-- Start Information shown --

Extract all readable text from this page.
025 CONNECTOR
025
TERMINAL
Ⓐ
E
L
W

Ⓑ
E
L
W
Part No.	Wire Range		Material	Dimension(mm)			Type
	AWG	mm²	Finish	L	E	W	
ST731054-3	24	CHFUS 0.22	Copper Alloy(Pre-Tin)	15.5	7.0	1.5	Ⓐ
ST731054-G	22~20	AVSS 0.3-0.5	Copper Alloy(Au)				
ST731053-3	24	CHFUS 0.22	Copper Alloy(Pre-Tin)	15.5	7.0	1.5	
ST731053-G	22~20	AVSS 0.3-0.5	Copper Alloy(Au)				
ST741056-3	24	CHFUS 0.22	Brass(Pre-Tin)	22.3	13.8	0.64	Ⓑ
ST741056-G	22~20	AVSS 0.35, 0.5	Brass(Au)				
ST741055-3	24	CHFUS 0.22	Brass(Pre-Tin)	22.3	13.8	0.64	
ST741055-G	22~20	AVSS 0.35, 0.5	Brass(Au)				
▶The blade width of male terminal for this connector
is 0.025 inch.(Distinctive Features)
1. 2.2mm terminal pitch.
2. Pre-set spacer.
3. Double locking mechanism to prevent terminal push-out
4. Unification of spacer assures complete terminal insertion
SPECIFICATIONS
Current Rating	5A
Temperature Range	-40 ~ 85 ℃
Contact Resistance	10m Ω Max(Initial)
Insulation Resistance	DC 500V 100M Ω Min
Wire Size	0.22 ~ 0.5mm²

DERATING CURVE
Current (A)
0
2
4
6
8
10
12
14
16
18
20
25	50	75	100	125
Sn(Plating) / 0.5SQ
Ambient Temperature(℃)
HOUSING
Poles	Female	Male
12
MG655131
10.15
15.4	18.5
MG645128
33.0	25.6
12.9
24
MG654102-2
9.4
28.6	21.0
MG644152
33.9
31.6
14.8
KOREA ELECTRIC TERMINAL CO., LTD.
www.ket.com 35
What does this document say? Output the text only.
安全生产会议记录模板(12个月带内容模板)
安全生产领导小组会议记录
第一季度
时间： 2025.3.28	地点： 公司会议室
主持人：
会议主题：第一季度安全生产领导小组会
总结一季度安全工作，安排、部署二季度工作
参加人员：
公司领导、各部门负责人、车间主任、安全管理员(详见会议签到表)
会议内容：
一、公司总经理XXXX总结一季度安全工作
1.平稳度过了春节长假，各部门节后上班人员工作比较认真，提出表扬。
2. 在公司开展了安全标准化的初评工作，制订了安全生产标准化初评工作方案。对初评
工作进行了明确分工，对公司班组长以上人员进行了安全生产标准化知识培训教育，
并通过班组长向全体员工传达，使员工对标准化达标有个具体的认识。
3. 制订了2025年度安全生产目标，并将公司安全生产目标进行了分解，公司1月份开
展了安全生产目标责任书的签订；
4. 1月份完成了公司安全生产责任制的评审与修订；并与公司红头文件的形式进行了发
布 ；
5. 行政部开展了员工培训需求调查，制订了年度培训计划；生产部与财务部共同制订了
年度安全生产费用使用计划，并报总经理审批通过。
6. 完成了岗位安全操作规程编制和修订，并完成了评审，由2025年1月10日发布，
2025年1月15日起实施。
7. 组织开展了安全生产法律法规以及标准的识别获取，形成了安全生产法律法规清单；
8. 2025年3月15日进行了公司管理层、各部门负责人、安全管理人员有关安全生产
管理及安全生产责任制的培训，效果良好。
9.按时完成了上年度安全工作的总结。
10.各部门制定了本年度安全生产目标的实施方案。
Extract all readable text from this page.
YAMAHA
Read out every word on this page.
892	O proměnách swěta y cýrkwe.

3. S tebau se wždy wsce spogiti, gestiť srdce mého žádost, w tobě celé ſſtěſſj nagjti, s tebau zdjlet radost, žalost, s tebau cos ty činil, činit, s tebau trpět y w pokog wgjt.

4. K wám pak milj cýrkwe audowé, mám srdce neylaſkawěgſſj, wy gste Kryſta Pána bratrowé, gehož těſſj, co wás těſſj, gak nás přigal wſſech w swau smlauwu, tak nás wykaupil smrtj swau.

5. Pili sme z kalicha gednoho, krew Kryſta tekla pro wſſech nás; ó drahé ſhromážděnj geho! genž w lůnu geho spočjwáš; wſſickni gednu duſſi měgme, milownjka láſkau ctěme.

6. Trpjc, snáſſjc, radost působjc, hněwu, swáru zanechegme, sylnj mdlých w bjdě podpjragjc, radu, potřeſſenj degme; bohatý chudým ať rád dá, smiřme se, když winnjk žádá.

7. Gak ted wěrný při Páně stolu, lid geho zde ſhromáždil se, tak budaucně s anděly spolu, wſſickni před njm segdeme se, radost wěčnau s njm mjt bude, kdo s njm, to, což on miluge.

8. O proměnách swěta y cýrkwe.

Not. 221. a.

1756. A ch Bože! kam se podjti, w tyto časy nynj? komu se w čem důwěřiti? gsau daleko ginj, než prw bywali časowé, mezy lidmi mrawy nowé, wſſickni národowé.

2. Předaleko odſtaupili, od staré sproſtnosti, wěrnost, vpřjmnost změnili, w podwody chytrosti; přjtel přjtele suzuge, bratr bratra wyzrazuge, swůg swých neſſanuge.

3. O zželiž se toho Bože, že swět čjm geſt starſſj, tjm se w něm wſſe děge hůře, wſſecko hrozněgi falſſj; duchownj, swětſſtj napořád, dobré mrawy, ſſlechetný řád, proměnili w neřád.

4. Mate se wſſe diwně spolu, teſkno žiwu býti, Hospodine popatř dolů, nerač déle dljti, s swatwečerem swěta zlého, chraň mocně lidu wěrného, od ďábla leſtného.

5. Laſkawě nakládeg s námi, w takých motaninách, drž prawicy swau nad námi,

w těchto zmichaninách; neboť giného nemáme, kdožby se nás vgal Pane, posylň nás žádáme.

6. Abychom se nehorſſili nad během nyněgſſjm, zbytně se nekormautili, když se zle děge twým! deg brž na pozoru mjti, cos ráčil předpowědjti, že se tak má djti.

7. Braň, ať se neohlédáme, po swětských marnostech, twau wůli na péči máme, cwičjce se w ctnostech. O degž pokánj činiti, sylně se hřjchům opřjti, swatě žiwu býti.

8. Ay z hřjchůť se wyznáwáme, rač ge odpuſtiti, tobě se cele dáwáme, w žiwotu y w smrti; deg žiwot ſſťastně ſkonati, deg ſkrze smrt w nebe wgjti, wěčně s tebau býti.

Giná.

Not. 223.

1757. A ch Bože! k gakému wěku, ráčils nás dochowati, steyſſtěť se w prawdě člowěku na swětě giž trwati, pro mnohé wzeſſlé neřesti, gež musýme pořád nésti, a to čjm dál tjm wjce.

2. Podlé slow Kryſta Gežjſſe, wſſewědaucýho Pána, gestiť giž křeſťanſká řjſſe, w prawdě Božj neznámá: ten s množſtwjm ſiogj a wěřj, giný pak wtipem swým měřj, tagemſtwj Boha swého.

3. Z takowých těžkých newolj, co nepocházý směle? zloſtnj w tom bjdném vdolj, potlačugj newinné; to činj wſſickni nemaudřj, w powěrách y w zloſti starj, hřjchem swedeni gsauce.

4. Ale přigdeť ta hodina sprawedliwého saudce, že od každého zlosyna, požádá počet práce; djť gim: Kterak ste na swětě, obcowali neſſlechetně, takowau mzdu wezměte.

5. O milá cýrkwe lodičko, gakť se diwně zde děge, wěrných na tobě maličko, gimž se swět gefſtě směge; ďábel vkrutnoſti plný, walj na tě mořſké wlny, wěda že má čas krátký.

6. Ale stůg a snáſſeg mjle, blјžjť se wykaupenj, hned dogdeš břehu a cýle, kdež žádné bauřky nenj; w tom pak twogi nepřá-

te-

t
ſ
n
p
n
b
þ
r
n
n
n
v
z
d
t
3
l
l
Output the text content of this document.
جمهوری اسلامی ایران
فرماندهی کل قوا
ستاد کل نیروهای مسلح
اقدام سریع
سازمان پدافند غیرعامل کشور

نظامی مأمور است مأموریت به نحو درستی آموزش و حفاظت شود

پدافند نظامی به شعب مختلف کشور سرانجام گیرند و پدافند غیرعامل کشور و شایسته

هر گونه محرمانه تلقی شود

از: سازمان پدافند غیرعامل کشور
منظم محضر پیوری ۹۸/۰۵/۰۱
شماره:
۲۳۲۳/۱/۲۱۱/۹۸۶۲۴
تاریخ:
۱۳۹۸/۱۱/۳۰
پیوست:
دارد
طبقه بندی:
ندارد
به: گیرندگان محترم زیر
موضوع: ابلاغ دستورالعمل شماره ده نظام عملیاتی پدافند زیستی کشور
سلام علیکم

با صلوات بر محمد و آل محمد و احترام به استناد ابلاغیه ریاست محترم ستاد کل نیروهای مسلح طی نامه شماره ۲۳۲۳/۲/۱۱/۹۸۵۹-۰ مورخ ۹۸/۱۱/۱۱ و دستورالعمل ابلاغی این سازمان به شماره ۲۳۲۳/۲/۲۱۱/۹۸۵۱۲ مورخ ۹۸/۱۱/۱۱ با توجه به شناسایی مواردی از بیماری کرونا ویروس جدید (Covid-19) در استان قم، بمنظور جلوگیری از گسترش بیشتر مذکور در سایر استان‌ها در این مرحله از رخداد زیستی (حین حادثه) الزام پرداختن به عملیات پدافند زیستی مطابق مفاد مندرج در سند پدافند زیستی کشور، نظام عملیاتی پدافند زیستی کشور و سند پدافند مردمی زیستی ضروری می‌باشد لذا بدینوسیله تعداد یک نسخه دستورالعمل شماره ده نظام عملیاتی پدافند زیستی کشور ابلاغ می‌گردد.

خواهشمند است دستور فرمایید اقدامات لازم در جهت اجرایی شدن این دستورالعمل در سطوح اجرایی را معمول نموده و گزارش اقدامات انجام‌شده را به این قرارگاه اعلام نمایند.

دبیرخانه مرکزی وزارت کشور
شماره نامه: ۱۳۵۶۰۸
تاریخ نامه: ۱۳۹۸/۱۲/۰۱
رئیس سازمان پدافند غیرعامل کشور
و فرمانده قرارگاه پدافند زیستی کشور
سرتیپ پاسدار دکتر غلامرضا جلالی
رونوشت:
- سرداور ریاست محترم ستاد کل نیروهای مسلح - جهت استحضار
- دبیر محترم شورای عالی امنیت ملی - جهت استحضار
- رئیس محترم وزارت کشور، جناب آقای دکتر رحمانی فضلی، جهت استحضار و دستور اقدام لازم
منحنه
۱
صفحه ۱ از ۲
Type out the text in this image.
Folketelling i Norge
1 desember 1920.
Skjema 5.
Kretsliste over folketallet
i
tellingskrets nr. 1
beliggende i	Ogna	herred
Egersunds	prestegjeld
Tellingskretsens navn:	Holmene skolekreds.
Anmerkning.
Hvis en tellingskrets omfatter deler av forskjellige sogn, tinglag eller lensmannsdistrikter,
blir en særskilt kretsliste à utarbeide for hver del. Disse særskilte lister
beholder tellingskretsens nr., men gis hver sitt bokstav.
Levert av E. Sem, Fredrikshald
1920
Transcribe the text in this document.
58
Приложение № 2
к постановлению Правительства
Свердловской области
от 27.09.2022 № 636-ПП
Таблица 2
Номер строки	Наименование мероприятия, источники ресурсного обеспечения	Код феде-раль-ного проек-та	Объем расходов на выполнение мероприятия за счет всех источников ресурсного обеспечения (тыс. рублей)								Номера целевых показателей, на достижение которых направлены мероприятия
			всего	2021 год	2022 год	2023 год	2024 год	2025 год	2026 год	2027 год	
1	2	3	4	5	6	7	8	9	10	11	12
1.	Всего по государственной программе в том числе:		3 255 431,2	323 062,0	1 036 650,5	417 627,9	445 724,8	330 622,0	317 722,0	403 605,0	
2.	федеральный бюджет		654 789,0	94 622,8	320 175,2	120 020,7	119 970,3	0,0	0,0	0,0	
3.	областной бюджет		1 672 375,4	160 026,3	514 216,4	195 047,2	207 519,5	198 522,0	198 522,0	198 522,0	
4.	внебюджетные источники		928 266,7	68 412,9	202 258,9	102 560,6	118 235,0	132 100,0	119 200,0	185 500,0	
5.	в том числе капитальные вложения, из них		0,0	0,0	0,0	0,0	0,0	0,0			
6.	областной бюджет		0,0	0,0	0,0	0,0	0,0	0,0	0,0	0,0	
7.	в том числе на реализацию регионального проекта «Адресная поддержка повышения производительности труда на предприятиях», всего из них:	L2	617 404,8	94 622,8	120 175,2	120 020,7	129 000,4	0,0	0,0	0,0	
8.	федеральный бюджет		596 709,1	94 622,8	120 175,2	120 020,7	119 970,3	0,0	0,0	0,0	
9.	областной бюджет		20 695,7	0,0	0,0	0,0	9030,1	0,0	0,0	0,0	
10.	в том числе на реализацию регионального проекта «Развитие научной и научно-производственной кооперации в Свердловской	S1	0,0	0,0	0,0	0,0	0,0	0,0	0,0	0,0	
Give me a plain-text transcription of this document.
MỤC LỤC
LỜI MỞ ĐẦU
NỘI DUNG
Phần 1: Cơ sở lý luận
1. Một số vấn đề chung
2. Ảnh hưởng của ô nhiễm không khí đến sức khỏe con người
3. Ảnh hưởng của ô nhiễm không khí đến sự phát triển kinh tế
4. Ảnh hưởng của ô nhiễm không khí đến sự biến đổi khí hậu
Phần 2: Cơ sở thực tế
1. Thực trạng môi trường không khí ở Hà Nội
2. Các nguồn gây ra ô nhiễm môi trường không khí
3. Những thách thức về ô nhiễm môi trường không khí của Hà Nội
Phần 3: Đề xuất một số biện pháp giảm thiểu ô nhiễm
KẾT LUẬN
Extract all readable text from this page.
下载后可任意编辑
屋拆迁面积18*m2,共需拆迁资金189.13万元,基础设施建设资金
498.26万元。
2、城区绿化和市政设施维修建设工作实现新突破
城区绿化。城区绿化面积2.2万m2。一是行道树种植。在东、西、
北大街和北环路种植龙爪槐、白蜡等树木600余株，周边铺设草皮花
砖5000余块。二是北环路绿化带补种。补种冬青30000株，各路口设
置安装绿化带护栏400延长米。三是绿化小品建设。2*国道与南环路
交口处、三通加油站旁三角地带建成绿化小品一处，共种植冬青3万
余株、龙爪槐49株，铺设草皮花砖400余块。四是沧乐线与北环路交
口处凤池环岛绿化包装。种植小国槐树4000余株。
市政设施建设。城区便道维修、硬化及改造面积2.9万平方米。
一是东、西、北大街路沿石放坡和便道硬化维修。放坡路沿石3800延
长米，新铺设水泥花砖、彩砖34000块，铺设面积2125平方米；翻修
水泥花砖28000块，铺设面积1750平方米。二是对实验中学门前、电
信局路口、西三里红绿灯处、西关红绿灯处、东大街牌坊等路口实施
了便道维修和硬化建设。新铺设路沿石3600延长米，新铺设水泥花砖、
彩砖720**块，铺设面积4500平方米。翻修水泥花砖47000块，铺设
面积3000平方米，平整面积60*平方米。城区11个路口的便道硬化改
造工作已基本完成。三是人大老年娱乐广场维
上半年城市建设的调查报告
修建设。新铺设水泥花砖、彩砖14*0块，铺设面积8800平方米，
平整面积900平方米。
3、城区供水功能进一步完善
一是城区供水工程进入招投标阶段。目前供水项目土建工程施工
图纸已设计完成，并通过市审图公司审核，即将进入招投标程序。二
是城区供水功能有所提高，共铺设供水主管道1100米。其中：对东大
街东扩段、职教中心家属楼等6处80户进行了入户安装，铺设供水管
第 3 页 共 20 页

-- End Information shown --

> _Directive_: Pick out the lines that have the word "غیرعامل". Copy them all.

> _Answer to this exercise_:
سازمان پدافند غیرعامل کشور
پدافند نظامی به شعب مختلف کشور سرانجام گیرند و پدافند غیرعامل کشور و شایسته
از: سازمان پدافند غیرعامل کشور
رئیس سازمان پدافند غیرعامل کشور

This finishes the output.